--- 本文 ---
⟨

今試合を2位で通過した棚田(写真右、アーチェリー部提供)
その中でも特に光ったのは4年生の活躍だ。2月の全日本学生室内個人選手権(インカレインドア)で2位となった棚田歩(スポ4=北海道・帯広三条)は全体の2位、市川遼治前主将(スポ4=群馬・高崎商大付)が4位、相木将寛(創理4=東京・駒場東邦)が10位で通過。早大の上位3人となって上級生としての貫禄を見せた。 この試合の目標を「練習通りの射形ができるように」として臨んだ棚田。679点という最終的な点数については「せっかくなら680点に乗せたかった」と少し悔しさをのぞかせたが、調子を取り戻したことには満足気な様子だ。市川も数カ月ぶりの実戦に「少し緊張した」と硬さはありつつも安定した射を見せ、666点でまとめた。
久々の実戦となった選手が多い中でもうまく調整して臨むことができ、次につながる収穫の多い試合となった。一方で思うように実力が発揮できず、課題の残る選手も見られた。ここから修正し、2週間後の本選でどれだけ成長した姿を見せられるか。また、本選からは女子の試合も始まる。田邉正騎新主将(教育3=東京・早稲田)を中心とした新体制はいよいよスタートだ。念願である王座制覇に向け、戦いの幕が明ける。
(記事 朝岡里奈、写真 部員提供)

⟩

--- 提供資料 ---
⟨

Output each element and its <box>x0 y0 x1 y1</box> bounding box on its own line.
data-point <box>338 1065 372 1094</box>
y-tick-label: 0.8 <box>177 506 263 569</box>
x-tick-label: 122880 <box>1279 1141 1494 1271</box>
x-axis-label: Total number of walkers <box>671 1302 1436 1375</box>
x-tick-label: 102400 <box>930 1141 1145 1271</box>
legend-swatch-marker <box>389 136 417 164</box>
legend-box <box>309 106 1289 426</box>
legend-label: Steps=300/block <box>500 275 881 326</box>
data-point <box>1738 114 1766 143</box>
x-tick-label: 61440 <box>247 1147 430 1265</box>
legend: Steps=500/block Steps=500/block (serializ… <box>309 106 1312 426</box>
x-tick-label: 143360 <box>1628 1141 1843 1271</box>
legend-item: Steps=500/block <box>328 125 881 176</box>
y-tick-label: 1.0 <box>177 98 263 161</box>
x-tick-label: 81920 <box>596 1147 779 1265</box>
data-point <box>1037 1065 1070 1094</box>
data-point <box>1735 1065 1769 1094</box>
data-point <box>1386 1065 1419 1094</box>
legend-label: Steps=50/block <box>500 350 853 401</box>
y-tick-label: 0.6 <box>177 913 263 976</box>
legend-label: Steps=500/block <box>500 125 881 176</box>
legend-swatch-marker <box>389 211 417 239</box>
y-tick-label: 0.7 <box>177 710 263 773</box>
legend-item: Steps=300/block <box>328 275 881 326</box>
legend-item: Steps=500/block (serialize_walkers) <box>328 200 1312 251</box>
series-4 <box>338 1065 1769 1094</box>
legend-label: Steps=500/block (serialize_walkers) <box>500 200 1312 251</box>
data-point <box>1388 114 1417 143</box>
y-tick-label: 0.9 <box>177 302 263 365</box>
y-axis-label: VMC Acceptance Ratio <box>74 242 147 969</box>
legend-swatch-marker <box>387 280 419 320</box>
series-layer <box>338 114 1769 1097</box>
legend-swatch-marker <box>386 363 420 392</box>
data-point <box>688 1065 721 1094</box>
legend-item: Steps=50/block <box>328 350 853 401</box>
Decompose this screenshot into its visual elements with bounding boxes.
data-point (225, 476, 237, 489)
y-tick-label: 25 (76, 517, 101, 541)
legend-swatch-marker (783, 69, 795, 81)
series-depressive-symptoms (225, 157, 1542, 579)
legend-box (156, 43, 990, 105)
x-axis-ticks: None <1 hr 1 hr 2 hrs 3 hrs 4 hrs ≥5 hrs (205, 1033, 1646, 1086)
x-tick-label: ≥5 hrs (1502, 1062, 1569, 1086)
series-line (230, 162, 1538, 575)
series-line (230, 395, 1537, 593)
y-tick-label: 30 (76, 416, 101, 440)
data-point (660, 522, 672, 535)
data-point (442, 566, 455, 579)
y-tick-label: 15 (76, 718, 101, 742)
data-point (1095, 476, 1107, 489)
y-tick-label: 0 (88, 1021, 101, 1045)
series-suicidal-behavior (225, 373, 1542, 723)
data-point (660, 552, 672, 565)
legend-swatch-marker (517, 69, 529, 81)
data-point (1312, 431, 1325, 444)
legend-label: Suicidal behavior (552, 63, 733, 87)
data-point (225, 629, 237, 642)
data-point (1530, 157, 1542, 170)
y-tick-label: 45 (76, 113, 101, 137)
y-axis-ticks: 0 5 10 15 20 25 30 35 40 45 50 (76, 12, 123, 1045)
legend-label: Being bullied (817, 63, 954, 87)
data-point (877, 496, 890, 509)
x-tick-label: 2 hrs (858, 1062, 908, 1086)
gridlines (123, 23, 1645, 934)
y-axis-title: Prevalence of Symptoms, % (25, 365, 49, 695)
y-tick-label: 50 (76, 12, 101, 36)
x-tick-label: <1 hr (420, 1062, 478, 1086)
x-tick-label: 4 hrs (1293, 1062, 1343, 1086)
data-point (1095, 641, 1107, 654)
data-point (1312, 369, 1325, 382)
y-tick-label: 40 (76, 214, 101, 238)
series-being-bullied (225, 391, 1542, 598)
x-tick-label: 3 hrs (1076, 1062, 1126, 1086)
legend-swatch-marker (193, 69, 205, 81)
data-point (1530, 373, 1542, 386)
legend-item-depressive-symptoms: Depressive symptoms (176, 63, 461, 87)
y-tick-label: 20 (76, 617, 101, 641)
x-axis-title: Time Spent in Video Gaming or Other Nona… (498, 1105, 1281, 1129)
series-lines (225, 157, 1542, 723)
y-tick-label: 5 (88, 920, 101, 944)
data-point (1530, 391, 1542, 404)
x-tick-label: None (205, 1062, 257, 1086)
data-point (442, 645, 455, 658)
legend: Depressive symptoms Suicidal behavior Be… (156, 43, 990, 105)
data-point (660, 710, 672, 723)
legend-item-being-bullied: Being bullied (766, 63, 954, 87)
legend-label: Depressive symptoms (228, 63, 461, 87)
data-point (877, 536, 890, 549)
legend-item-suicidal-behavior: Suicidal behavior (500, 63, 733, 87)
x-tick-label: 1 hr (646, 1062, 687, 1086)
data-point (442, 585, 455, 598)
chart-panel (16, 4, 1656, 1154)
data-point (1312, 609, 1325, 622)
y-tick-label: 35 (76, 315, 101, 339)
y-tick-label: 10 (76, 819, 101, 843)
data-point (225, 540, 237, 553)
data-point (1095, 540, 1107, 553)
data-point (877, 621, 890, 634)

⟩

--- 課題一覧 ---
a) 本文で早大の上位3人として挙げられている4年生の選手名を、それぞれの通過順位とともにすべて挙げてください。
b) 本文のうち、「今試合を2位で通過した棚田(写真右、アーチェリー部提供)」から「(記事 朝岡里奈、写真 部員提供)」までの部分を一字一句そのまま書き写してください。

--- 解答 ---
a) 棚田歩（2位）、市川遼治（4位）、相木将寛（10位）

b)
今試合を2位で通過した棚田(写真右、アーチェリー部提供)
その中でも特に光ったのは4年生の活躍だ。2月の全日本学生室内個人選手権(インカレインドア)で2位となった棚田歩(スポ4=北海道・帯広三条)は全体の2位、市川遼治前主将(スポ4=群馬・高崎商大付)が4位、相木将寛(創理4=東京・駒場東邦)が10位で通過。早大の上位3人となって上級生としての貫禄を見せた。 この試合の目標を「練習通りの射形ができるように」として臨んだ棚田。679点という最終的な点数については「せっかくなら680点に乗せたかった」と少し悔しさをのぞかせたが、調子を取り戻したことには満足気な様子だ。市川も数カ月ぶりの実戦に「少し緊張した」と硬さはありつつも安定した射を見せ、666点でまとめた。
久々の実戦となった選手が多い中でもうまく調整して臨むことができ、次につながる収穫の多い試合となった。一方で思うように実力が発揮できず、課題の残る選手も見られた。ここから修正し、2週間後の本選でどれだけ成長した姿を見せられるか。また、本選からは女子の試合も始まる。田邉正騎新主将(教育3=東京・早稲田)を中心とした新体制はいよいよスタートだ。念願である王座制覇に向け、戦いの幕が明ける。
(記事 朝岡里奈、写真 部員提供)